INSTRUCTIONS FOR THE TASK :: Return the entries below verbatim. Pictures stay out.

EXTRACTED DATA ::
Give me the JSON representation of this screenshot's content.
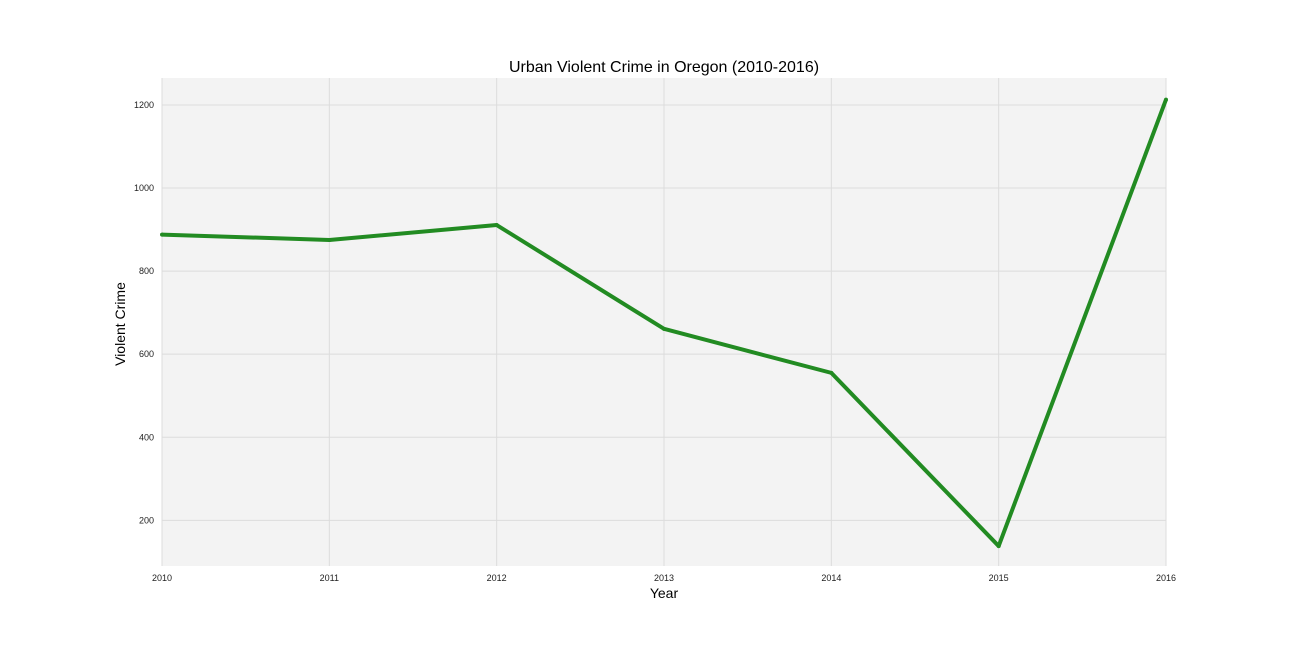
{
  "chart_data": {
    "type": "line",
    "title": "Urban Violent Crime in Oregon (2010-2016)",
    "xlabel": "Year",
    "ylabel": "Violent Crime",
    "x": [
      2010,
      2011,
      2012,
      2013,
      2014,
      2015,
      2016
    ],
    "xlim": [
      2010,
      2016
    ],
    "ylim": [
      90,
      1265
    ],
    "yticks": [
      200,
      400,
      600,
      800,
      1000,
      1200
    ],
    "grid": true,
    "series": [
      {
        "values": [
          888,
          875,
          911,
          661,
          555,
          138,
          1213
        ],
        "color": "#228b22"
      }
    ],
    "plot_background": "#f3f3f3"
  }
}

RESPONSE ::
Give me the JSON representation of this screenshot's content.
{
  "chart_data": {
    "type": "line",
    "title": "Urban Violent Crime in Oregon (2010-2016)",
    "xlabel": "Year",
    "ylabel": "Violent Crime",
    "x": [
      2010,
      2011,
      2012,
      2013,
      2014,
      2015,
      2016
    ],
    "xlim": [
      2010,
      2016
    ],
    "ylim": [
      90,
      1265
    ],
    "yticks": [
      200,
      400,
      600,
      800,
      1000,
      1200
    ],
    "grid": true,
    "series": [
      {
        "values": [
          888,
          875,
          911,
          661,
          555,
          138,
          1213
        ],
        "color": "#228b22"
      }
    ],
    "plot_background": "#f3f3f3"
  }
}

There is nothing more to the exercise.